--- START Supplied data ---

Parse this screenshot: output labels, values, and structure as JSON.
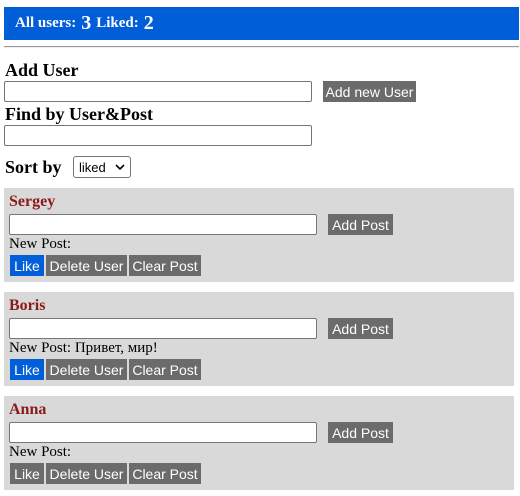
{
  "header": {
    "all_users_label": "All users:",
    "all_users_count": "3",
    "liked_label": "Liked:",
    "liked_count": "2"
  },
  "add_user": {
    "title": "Add User",
    "input_value": "",
    "button_label": "Add new User"
  },
  "find": {
    "title": "Find by User&Post",
    "input_value": ""
  },
  "sort": {
    "label": "Sort by",
    "selected": "liked"
  },
  "users": [
    {
      "name": "Sergey",
      "post_input": "",
      "add_post_label": "Add Post",
      "new_post_label": "New Post:",
      "new_post_text": "",
      "like_label": "Like",
      "delete_label": "Delete User",
      "clear_label": "Clear Post",
      "liked": true
    },
    {
      "name": "Boris",
      "post_input": "",
      "add_post_label": "Add Post",
      "new_post_label": "New Post:",
      "new_post_text": "Привет, мир!",
      "like_label": "Like",
      "delete_label": "Delete User",
      "clear_label": "Clear Post",
      "liked": true
    },
    {
      "name": "Anna",
      "post_input": "",
      "add_post_label": "Add Post",
      "new_post_label": "New Post:",
      "new_post_text": "",
      "like_label": "Like",
      "delete_label": "Delete User",
      "clear_label": "Clear Post",
      "liked": false
    }
  ],
  "colors": {
    "accent": "#005fd8",
    "button": "#6b6b6b",
    "card": "#d9d9d9",
    "name": "#8b1a1a"
  },
  "icons": {
    "select_arrow": "chevron-down-icon"
  }
}
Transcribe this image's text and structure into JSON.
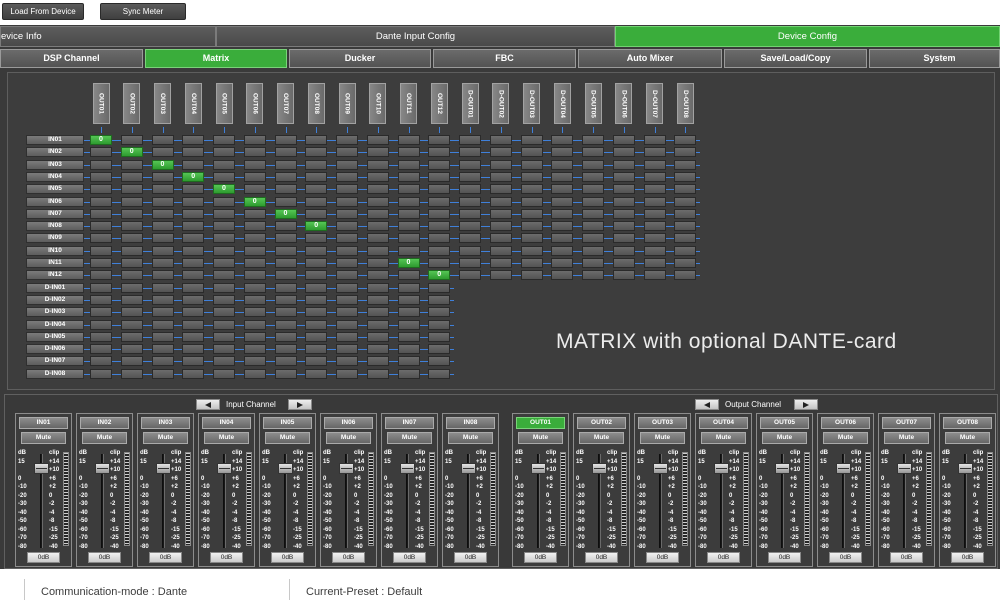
{
  "theme": {
    "active_green": "#3aad3b",
    "route_line_blue": "#3f80da"
  },
  "toolbar": {
    "load_from_device": "Load From Device",
    "sync_meter": "Sync Meter"
  },
  "top_tabs": [
    {
      "label": "evice Info",
      "active": false
    },
    {
      "label": "Dante Input Config",
      "active": false
    },
    {
      "label": "Device Config",
      "active": true
    }
  ],
  "sub_tabs": [
    {
      "label": "DSP Channel",
      "active": false
    },
    {
      "label": "Matrix",
      "active": true
    },
    {
      "label": "Ducker",
      "active": false
    },
    {
      "label": "FBC",
      "active": false
    },
    {
      "label": "Auto Mixer",
      "active": false
    },
    {
      "label": "Save/Load/Copy",
      "active": false
    },
    {
      "label": "System",
      "active": false
    }
  ],
  "matrix": {
    "outputs": [
      "OUT01",
      "OUT02",
      "OUT03",
      "OUT04",
      "OUT05",
      "OUT06",
      "OUT07",
      "OUT08",
      "OUT09",
      "OUT10",
      "OUT11",
      "OUT12",
      "D-OUT01",
      "D-OUT02",
      "D-OUT03",
      "D-OUT04",
      "D-OUT05",
      "D-OUT06",
      "D-OUT07",
      "D-OUT08"
    ],
    "inputs": [
      "IN01",
      "IN02",
      "IN03",
      "IN04",
      "IN05",
      "IN06",
      "IN07",
      "IN08",
      "IN09",
      "IN10",
      "IN11",
      "IN12",
      "D-IN01",
      "D-IN02",
      "D-IN03",
      "D-IN04",
      "D-IN05",
      "D-IN06",
      "D-IN07",
      "D-IN08"
    ],
    "routes": {
      "IN01": {
        "OUT01": "0"
      },
      "IN02": {
        "OUT02": "0"
      },
      "IN03": {
        "OUT03": "0"
      },
      "IN04": {
        "OUT04": "0"
      },
      "IN05": {
        "OUT05": "0"
      },
      "IN06": {
        "OUT06": "0"
      },
      "IN07": {
        "OUT07": "0"
      },
      "IN08": {
        "OUT08": "0"
      },
      "IN11": {
        "OUT11": "0"
      },
      "IN12": {
        "OUT12": "0"
      }
    },
    "caption": "MATRIX with optional DANTE-card"
  },
  "input_section": {
    "label": "Input Channel",
    "prev_icon": "triangle-left-icon",
    "next_icon": "triangle-right-icon",
    "channels": [
      {
        "name": "IN01",
        "mute": "Mute",
        "gain": "0dB",
        "selected": false
      },
      {
        "name": "IN02",
        "mute": "Mute",
        "gain": "0dB",
        "selected": false
      },
      {
        "name": "IN03",
        "mute": "Mute",
        "gain": "0dB",
        "selected": false
      },
      {
        "name": "IN04",
        "mute": "Mute",
        "gain": "0dB",
        "selected": false
      },
      {
        "name": "IN05",
        "mute": "Mute",
        "gain": "0dB",
        "selected": false
      },
      {
        "name": "IN06",
        "mute": "Mute",
        "gain": "0dB",
        "selected": false
      },
      {
        "name": "IN07",
        "mute": "Mute",
        "gain": "0dB",
        "selected": false
      },
      {
        "name": "IN08",
        "mute": "Mute",
        "gain": "0dB",
        "selected": false
      }
    ]
  },
  "output_section": {
    "label": "Output Channel",
    "prev_icon": "triangle-left-icon",
    "next_icon": "triangle-right-icon",
    "channels": [
      {
        "name": "OUT01",
        "mute": "Mute",
        "gain": "0dB",
        "selected": true
      },
      {
        "name": "OUT02",
        "mute": "Mute",
        "gain": "0dB",
        "selected": false
      },
      {
        "name": "OUT03",
        "mute": "Mute",
        "gain": "0dB",
        "selected": false
      },
      {
        "name": "OUT04",
        "mute": "Mute",
        "gain": "0dB",
        "selected": false
      },
      {
        "name": "OUT05",
        "mute": "Mute",
        "gain": "0dB",
        "selected": false
      },
      {
        "name": "OUT06",
        "mute": "Mute",
        "gain": "0dB",
        "selected": false
      },
      {
        "name": "OUT07",
        "mute": "Mute",
        "gain": "0dB",
        "selected": false
      },
      {
        "name": "OUT08",
        "mute": "Mute",
        "gain": "0dB",
        "selected": false
      }
    ]
  },
  "fader_scale": {
    "left": [
      "dB",
      "15",
      "0",
      "-10",
      "-20",
      "-30",
      "-40",
      "-50",
      "-60",
      "-70",
      "-80"
    ],
    "right": [
      "clip",
      "+14",
      "+10",
      "+6",
      "+2",
      "0",
      "-2",
      "-4",
      "-8",
      "-15",
      "-25",
      "-40"
    ]
  },
  "status_bar": {
    "communication_mode": "Communication-mode : Dante",
    "current_preset": "Current-Preset : Default"
  }
}
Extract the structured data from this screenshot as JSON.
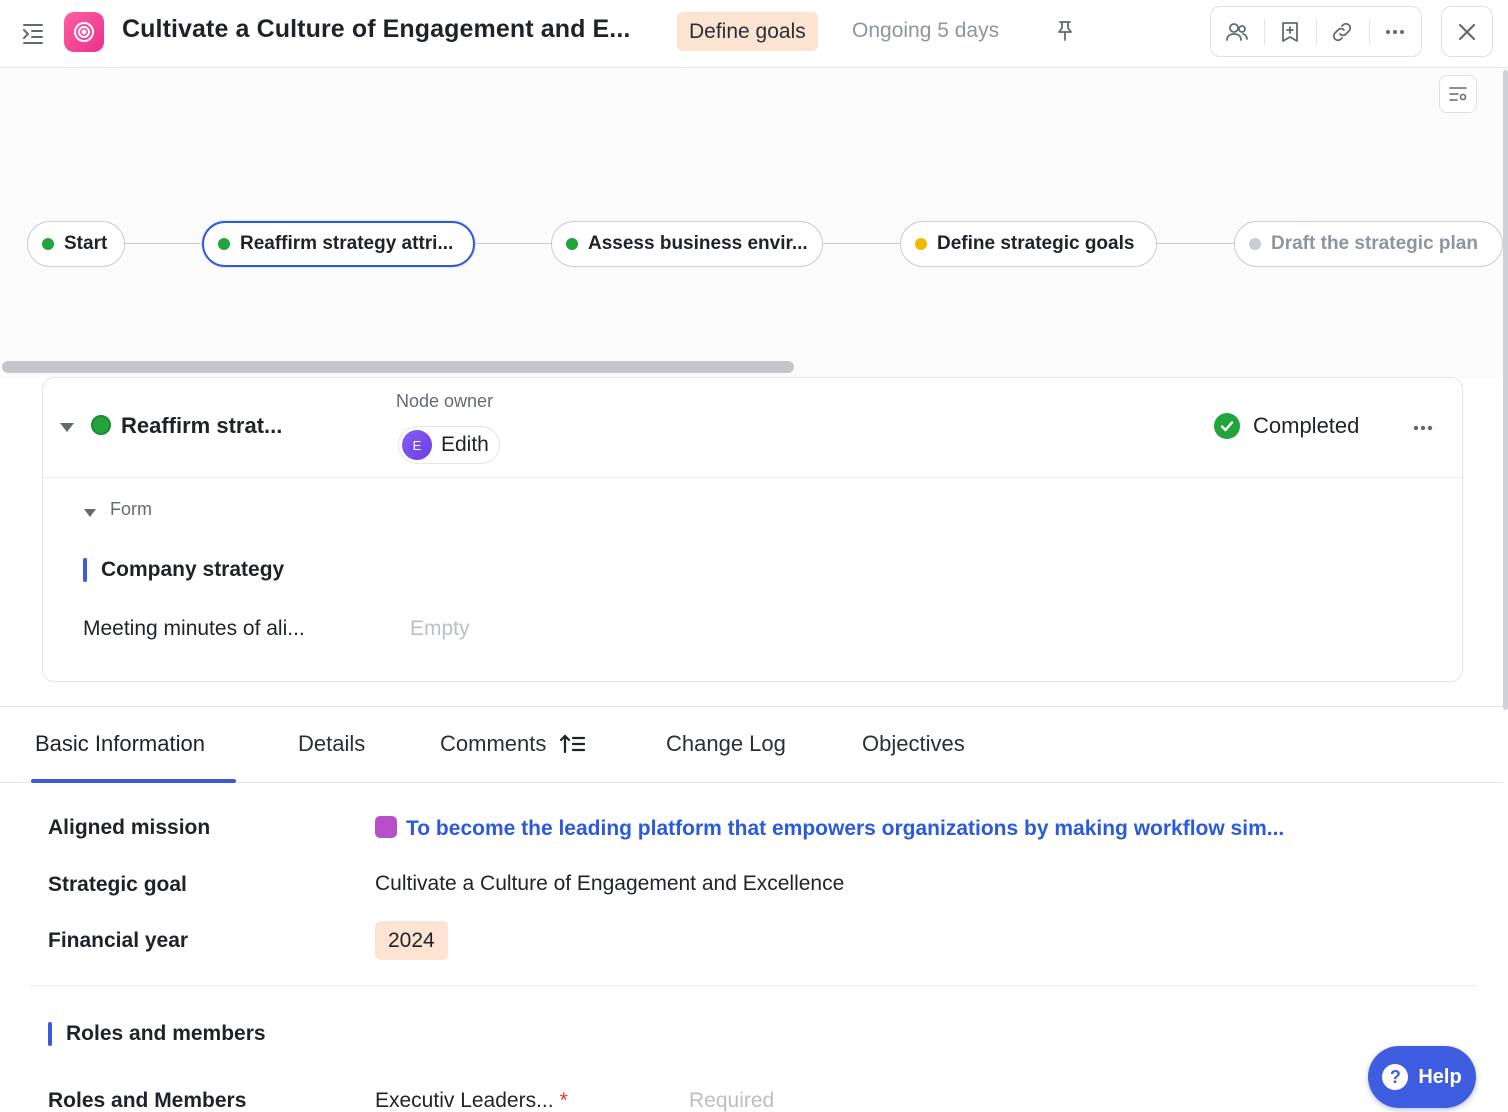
{
  "header": {
    "title": "Cultivate a Culture of Engagement and E...",
    "stage": "Define goals",
    "status": "Ongoing 5 days"
  },
  "flow": {
    "nodes": [
      {
        "label": "Start",
        "state": "done"
      },
      {
        "label": "Reaffirm strategy attri...",
        "state": "done",
        "active": true
      },
      {
        "label": "Assess business envir...",
        "state": "done"
      },
      {
        "label": "Define strategic goals",
        "state": "in-progress"
      },
      {
        "label": "Draft the strategic plan",
        "state": "pending"
      }
    ]
  },
  "node_card": {
    "title": "Reaffirm strat...",
    "owner_label": "Node owner",
    "owner_initial": "E",
    "owner_name": "Edith",
    "status": "Completed",
    "form_label": "Form",
    "section_title": "Company strategy",
    "field_label": "Meeting minutes of ali...",
    "field_value": "Empty"
  },
  "tabs": [
    {
      "label": "Basic Information"
    },
    {
      "label": "Details"
    },
    {
      "label": "Comments"
    },
    {
      "label": "Change Log"
    },
    {
      "label": "Objectives"
    }
  ],
  "basic_info": {
    "aligned_mission_label": "Aligned mission",
    "aligned_mission_value": "To become the leading platform that empowers organizations by making workflow sim...",
    "strategic_goal_label": "Strategic goal",
    "strategic_goal_value": "Cultivate a Culture of Engagement and Excellence",
    "financial_year_label": "Financial year",
    "financial_year_value": "2024",
    "roles_section_title": "Roles and members",
    "roles_label": "Roles and Members",
    "roles_value": "Executiv Leaders...",
    "required_star": "*",
    "required_placeholder": "Required"
  },
  "help": {
    "label": "Help",
    "glyph": "?"
  },
  "colors": {
    "accent": "#3b5bdb",
    "done": "#22a33b",
    "in_progress": "#f5b800",
    "pending": "#c9cdd4",
    "stage_chip": "#fde3d1",
    "mission_square": "#b74fc9"
  }
}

--- END Supplied data ---

Exercise task
Count the lines above in which the word "this" appears, then state only that count.

Exercise answer
3